#### [Requirement]
Rewrite the rows below, switching every "bullet-icon" to "list-marker" and keeping everything else the same.
━━━━━ Dataset records ━━━━━
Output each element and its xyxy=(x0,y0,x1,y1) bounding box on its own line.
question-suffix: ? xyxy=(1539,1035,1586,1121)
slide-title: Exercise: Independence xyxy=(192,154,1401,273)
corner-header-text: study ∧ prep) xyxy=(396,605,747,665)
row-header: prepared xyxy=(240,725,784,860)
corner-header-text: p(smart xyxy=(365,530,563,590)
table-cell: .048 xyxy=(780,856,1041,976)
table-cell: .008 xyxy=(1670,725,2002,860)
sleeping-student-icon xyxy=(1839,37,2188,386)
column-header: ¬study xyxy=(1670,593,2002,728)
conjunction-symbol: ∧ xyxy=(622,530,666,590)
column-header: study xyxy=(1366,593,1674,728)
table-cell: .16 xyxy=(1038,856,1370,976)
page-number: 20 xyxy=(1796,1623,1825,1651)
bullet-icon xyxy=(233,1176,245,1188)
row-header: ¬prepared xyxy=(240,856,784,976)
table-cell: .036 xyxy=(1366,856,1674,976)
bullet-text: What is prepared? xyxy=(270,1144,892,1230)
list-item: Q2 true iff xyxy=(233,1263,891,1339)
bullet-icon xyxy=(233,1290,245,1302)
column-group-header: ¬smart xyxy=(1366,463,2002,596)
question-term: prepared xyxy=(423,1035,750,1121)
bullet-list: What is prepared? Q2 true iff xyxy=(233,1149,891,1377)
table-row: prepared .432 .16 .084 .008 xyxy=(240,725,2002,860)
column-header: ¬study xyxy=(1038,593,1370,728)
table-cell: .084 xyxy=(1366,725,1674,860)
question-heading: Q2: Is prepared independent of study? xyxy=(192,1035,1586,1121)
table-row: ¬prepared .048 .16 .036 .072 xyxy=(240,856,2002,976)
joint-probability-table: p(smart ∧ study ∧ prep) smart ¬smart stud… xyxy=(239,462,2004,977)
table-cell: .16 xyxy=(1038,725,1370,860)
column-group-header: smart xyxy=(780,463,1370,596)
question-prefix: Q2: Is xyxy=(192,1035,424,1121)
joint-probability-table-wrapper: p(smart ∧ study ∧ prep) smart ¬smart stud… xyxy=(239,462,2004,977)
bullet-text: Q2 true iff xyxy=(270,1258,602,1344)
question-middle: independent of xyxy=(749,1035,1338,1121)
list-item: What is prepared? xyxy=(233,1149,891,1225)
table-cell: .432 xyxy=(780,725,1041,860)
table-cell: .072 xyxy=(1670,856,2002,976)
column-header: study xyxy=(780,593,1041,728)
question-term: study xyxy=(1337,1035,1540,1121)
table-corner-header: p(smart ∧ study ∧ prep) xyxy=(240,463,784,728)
━━━━━
#### [Finished task]
Output each element and its xyxy=(x0,y0,x1,y1) bounding box on its own line.
question-suffix: ? xyxy=(1539,1035,1586,1121)
slide-title: Exercise: Independence xyxy=(192,154,1401,273)
corner-header-text: study ∧ prep) xyxy=(396,605,747,665)
row-header: prepared xyxy=(240,725,784,860)
corner-header-text: p(smart xyxy=(365,530,563,590)
table-cell: .048 xyxy=(780,856,1041,976)
table-cell: .008 xyxy=(1670,725,2002,860)
sleeping-student-icon xyxy=(1839,37,2188,386)
column-header: ¬study xyxy=(1670,593,2002,728)
conjunction-symbol: ∧ xyxy=(622,530,666,590)
column-header: study xyxy=(1366,593,1674,728)
table-cell: .16 xyxy=(1038,856,1370,976)
page-number: 20 xyxy=(1796,1623,1825,1651)
list-marker xyxy=(233,1176,245,1188)
row-header: ¬prepared xyxy=(240,856,784,976)
table-cell: .036 xyxy=(1366,856,1674,976)
bullet-text: What is prepared? xyxy=(270,1144,892,1230)
list-item: Q2 true iff xyxy=(233,1263,891,1339)
list-marker xyxy=(233,1290,245,1302)
column-group-header: ¬smart xyxy=(1366,463,2002,596)
question-term: prepared xyxy=(423,1035,750,1121)
bullet-list: What is prepared? Q2 true iff xyxy=(233,1149,891,1377)
table-row: prepared .432 .16 .084 .008 xyxy=(240,725,2002,860)
column-header: ¬study xyxy=(1038,593,1370,728)
table-cell: .084 xyxy=(1366,725,1674,860)
question-heading: Q2: Is prepared independent of study? xyxy=(192,1035,1586,1121)
table-row: ¬prepared .048 .16 .036 .072 xyxy=(240,856,2002,976)
joint-probability-table: p(smart ∧ study ∧ prep) smart ¬smart stud… xyxy=(239,462,2004,977)
table-cell: .16 xyxy=(1038,725,1370,860)
column-group-header: smart xyxy=(780,463,1370,596)
question-prefix: Q2: Is xyxy=(192,1035,424,1121)
joint-probability-table-wrapper: p(smart ∧ study ∧ prep) smart ¬smart stud… xyxy=(239,462,2004,977)
bullet-text: Q2 true iff xyxy=(270,1258,602,1344)
question-middle: independent of xyxy=(749,1035,1338,1121)
list-item: What is prepared? xyxy=(233,1149,891,1225)
table-cell: .432 xyxy=(780,725,1041,860)
table-cell: .072 xyxy=(1670,856,2002,976)
column-header: study xyxy=(780,593,1041,728)
question-term: study xyxy=(1337,1035,1540,1121)
table-corner-header: p(smart ∧ study ∧ prep) xyxy=(240,463,784,728)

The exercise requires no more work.